Quote the entries that follow exactly, leaving none out.

RECORDS FOR PROCESSING>
(begin)
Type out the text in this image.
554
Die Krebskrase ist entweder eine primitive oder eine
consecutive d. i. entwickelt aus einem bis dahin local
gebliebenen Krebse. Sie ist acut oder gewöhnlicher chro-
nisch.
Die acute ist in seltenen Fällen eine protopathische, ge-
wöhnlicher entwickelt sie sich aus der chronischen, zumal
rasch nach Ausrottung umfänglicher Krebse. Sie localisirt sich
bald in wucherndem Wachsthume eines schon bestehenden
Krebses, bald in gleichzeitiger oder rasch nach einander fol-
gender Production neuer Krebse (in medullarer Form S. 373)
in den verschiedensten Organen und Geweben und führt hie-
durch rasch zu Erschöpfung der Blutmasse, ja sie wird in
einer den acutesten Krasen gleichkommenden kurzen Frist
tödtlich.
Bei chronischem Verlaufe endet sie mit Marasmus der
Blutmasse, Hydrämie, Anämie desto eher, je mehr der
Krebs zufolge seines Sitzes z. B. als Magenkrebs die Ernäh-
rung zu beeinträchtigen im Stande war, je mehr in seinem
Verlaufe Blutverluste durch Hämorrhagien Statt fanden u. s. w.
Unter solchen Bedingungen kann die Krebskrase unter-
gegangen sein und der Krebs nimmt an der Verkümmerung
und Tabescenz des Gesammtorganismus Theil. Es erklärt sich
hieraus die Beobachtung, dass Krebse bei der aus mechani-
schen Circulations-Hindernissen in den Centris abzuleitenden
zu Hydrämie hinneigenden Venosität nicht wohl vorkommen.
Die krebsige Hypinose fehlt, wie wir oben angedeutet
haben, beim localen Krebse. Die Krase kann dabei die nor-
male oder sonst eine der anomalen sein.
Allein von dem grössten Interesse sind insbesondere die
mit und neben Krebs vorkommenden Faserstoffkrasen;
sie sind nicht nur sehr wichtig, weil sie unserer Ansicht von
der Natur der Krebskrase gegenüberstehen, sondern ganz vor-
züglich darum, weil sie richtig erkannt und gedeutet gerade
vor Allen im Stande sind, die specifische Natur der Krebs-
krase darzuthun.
(end)
ANSWER TO THE EXERCISE>
Type out the text in this image.
554
Die Krebskrase ist entweder eine primitive oder eine
consecutive d. i. entwickelt aus einem bis dahin local
gebliebenen Krebse. Sie ist acut oder gewöhnlicher chro-
nisch.
Die acute ist in seltenen Fällen eine protopathische, ge-
wöhnlicher entwickelt sie sich aus der chronischen, zumal
rasch nach Ausrottung umfänglicher Krebse. Sie localisirt sich
bald in wucherndem Wachsthume eines schon bestehenden
Krebses, bald in gleichzeitiger oder rasch nach einander fol-
gender Production neuer Krebse (in medullarer Form S. 373)
in den verschiedensten Organen und Geweben und führt hie-
durch rasch zu Erschöpfung der Blutmasse, ja sie wird in
einer den acutesten Krasen gleichkommenden kurzen Frist
tödtlich.
Bei chronischem Verlaufe endet sie mit Marasmus der
Blutmasse, Hydrämie, Anämie desto eher, je mehr der
Krebs zufolge seines Sitzes z. B. als Magenkrebs die Ernäh-
rung zu beeinträchtigen im Stande war, je mehr in seinem
Verlaufe Blutverluste durch Hämorrhagien Statt fanden u. s. w.
Unter solchen Bedingungen kann die Krebskrase unter-
gegangen sein und der Krebs nimmt an der Verkümmerung
und Tabescenz des Gesammtorganismus Theil. Es erklärt sich
hieraus die Beobachtung, dass Krebse bei der aus mechani-
schen Circulations-Hindernissen in den Centris abzuleitenden
zu Hydrämie hinneigenden Venosität nicht wohl vorkommen.
Die krebsige Hypinose fehlt, wie wir oben angedeutet
haben, beim localen Krebse. Die Krase kann dabei die nor-
male oder sonst eine der anomalen sein.
Allein von dem grössten Interesse sind insbesondere die
mit und neben Krebs vorkommenden Faserstoffkrasen;
sie sind nicht nur sehr wichtig, weil sie unserer Ansicht von
der Natur der Krebskrase gegenüberstehen, sondern ganz vor-
züglich darum, weil sie richtig erkannt und gedeutet gerade
vor Allen im Stande sind, die specifische Natur der Krebs-
krase darzuthun.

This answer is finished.